═══ RECORDS PROVIDED

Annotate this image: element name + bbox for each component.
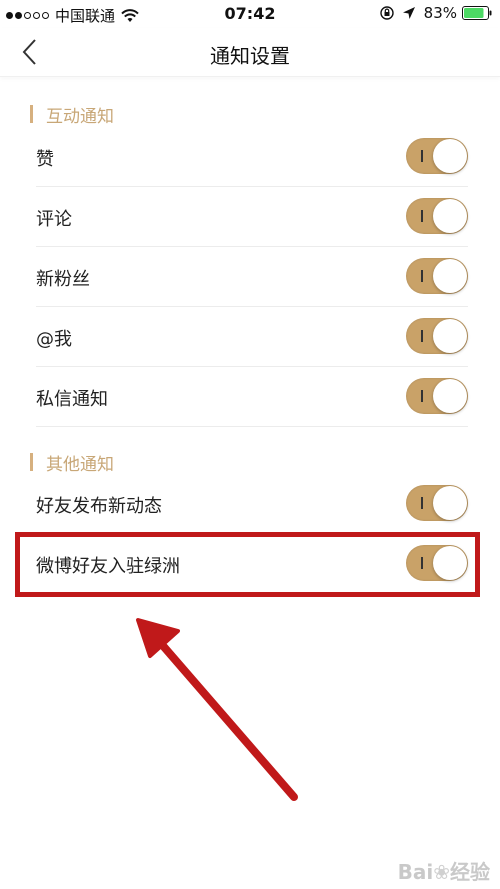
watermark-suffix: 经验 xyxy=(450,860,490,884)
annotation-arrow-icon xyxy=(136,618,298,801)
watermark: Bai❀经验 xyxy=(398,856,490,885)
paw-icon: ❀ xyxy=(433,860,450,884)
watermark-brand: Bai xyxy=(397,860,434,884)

══════
═══ RECORDS PROVIDED

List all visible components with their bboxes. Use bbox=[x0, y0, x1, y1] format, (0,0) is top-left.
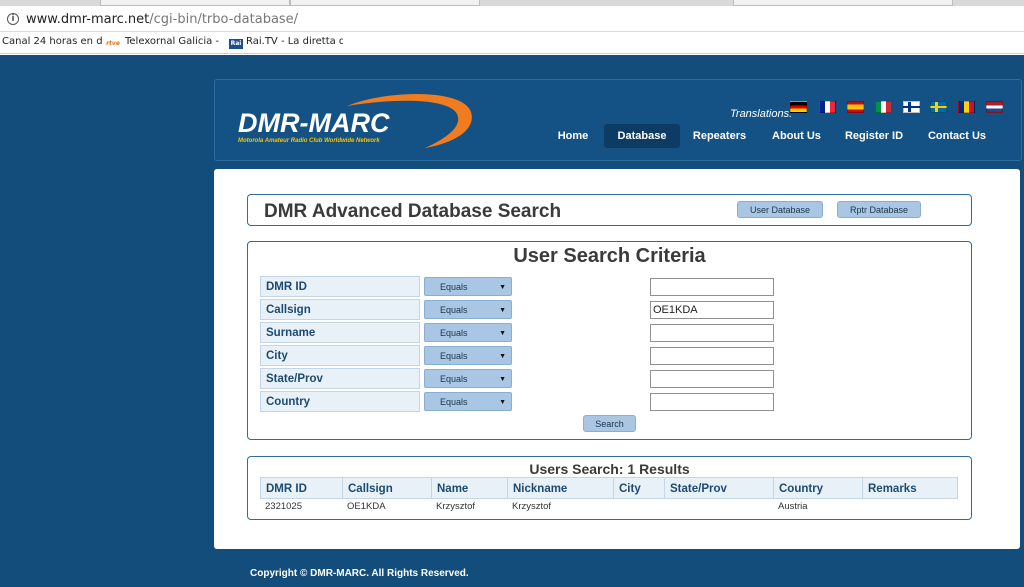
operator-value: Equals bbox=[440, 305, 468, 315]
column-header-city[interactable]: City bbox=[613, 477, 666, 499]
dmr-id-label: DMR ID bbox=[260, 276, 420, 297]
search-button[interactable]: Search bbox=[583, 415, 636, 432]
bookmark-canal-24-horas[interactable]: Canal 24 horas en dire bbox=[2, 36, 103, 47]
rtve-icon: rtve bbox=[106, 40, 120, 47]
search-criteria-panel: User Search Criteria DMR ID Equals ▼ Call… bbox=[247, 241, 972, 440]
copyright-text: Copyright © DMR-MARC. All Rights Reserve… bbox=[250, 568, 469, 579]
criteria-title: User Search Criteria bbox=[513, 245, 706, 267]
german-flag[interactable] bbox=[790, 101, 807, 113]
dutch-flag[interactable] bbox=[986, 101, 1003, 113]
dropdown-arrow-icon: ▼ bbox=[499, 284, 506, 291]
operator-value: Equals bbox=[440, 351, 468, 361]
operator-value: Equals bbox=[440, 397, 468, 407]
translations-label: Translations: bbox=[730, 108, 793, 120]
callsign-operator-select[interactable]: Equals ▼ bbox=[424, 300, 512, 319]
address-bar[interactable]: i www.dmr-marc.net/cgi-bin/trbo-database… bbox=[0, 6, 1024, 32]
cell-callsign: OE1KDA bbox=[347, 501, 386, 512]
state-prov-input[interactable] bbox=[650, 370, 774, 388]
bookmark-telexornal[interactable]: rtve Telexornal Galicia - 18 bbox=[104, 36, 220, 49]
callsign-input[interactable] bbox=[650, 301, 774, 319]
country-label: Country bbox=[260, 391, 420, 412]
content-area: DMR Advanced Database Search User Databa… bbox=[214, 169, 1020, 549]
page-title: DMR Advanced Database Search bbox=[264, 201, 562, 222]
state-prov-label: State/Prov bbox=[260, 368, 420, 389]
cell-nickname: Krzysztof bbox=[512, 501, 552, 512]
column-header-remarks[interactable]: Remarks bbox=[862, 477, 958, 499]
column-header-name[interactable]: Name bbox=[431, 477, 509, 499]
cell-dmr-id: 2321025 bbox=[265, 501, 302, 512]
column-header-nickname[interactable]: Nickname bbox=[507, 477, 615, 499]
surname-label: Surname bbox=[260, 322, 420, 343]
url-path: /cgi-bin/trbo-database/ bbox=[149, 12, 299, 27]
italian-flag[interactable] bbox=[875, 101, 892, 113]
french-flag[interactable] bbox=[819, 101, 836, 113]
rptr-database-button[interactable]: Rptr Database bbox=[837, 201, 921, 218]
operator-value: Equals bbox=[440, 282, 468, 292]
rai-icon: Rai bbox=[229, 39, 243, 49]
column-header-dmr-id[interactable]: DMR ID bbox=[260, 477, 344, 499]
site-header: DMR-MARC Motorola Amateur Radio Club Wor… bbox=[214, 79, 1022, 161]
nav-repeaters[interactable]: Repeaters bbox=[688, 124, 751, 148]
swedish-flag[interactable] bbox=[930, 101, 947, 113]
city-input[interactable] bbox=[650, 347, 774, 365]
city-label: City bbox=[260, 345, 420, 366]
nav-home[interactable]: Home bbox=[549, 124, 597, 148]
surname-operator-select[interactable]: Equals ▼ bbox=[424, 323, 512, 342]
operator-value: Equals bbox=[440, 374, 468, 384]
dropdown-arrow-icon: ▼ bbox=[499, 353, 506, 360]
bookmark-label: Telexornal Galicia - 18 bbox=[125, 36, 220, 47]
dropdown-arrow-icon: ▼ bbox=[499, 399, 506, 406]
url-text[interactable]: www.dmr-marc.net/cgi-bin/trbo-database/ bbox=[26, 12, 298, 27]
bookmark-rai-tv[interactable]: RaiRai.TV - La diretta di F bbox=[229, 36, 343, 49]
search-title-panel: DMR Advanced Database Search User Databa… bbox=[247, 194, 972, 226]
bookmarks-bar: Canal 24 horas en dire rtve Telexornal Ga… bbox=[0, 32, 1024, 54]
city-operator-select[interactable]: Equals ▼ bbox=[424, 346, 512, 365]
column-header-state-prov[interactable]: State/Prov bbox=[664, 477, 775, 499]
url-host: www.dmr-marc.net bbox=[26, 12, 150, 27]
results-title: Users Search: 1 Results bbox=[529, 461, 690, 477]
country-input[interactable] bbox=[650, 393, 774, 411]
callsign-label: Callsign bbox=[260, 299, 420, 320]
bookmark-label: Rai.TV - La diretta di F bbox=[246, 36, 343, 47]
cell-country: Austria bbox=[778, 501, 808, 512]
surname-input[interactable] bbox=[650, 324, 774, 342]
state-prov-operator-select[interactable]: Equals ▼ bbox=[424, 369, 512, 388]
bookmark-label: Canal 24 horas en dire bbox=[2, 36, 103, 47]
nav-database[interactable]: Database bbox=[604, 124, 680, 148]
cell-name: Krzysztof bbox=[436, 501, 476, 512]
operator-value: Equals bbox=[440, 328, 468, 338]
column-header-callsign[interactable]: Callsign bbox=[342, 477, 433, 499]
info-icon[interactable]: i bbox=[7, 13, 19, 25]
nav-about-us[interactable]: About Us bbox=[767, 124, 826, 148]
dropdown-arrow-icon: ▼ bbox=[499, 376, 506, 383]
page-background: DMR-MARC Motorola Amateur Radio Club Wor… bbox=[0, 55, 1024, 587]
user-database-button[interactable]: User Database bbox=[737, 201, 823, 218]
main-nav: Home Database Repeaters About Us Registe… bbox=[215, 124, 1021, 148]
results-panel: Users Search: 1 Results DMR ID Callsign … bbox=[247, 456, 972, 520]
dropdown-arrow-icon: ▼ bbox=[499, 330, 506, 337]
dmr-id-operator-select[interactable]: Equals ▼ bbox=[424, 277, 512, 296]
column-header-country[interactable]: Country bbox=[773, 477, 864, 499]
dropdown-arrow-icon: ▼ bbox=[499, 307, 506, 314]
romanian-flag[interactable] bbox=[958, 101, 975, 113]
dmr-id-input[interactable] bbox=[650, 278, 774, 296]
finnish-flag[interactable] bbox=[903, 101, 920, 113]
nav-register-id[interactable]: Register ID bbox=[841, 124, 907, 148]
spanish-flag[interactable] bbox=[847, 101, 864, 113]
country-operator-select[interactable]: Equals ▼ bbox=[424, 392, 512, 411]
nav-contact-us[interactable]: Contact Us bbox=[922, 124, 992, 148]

══════
═══ RECORDS PROVIDED

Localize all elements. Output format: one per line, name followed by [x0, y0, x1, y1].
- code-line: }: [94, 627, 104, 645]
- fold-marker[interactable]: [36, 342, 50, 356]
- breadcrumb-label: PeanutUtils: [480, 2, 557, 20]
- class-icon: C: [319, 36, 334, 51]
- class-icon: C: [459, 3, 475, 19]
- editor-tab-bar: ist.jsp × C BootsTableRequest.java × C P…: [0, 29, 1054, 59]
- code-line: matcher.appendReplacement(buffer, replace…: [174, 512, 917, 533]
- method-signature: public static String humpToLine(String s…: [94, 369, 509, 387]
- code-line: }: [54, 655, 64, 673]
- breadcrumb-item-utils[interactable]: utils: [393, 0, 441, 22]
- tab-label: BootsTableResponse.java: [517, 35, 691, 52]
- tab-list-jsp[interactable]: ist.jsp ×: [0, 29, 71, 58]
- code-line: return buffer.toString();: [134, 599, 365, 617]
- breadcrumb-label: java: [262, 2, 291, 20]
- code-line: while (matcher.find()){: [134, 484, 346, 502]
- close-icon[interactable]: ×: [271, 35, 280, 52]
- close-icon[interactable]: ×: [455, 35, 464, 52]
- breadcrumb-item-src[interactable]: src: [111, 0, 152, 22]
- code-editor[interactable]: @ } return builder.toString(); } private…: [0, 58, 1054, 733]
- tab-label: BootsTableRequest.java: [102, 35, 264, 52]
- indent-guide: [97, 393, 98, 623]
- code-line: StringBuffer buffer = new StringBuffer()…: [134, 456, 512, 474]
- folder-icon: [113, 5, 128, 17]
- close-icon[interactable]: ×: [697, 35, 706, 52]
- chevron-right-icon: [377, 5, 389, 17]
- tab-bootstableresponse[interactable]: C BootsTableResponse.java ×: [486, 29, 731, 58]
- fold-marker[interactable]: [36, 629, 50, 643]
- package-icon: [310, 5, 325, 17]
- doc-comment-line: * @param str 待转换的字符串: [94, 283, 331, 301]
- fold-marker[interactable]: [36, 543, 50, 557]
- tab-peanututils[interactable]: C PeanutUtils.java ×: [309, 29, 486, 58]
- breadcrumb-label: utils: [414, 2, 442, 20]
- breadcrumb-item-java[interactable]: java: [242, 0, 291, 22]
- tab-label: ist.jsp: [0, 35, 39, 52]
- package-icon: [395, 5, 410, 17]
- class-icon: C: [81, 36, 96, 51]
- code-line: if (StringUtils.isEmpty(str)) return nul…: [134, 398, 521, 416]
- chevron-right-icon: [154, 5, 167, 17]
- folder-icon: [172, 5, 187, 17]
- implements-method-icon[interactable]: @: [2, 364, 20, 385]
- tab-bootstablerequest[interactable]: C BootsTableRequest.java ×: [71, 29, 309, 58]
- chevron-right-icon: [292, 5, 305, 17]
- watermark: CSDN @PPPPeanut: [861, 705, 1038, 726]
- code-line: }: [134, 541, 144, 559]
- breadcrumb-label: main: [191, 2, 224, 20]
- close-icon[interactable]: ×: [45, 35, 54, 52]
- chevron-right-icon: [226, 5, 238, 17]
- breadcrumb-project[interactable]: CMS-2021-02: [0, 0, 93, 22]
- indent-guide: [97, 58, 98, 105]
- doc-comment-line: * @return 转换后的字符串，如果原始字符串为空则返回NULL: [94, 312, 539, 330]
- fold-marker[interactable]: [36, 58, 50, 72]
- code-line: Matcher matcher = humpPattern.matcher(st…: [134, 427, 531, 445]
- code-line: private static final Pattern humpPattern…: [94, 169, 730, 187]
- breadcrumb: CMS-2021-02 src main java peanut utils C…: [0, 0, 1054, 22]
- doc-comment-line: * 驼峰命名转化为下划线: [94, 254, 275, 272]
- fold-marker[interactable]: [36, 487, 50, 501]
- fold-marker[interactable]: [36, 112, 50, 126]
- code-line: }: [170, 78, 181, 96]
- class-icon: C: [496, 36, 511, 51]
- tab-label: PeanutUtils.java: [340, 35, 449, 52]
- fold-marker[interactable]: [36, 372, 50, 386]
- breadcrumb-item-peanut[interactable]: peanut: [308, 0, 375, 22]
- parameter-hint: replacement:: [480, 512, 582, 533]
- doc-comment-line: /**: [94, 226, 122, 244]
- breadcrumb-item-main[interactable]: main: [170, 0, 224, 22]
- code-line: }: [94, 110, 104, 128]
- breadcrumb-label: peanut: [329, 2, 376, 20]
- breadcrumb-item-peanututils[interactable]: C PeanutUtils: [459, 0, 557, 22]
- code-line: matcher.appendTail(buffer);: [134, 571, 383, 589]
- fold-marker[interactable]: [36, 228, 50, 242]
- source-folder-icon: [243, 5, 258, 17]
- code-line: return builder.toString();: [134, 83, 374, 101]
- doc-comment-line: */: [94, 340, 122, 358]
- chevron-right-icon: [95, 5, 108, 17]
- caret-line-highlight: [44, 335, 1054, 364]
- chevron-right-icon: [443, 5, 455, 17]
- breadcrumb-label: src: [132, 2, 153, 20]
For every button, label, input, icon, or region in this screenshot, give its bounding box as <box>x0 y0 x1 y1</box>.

══════

• **THE TASK**
Copy the material word for word, starting at the line that contains "Annotate this image: element" and ending after the line that contains "watermark-brand: Bai xyxy=(397,860,434,884)". Leave the pictures out of your copy.

• **FINAL RESULT**
Annotate this image: element name + bbox for each component.
watermark-suffix: 经验 xyxy=(450,860,490,884)
annotation-arrow-icon xyxy=(136,618,298,801)
watermark: Bai❀经验 xyxy=(398,856,490,885)
paw-icon: ❀ xyxy=(433,860,450,884)
watermark-brand: Bai xyxy=(397,860,434,884)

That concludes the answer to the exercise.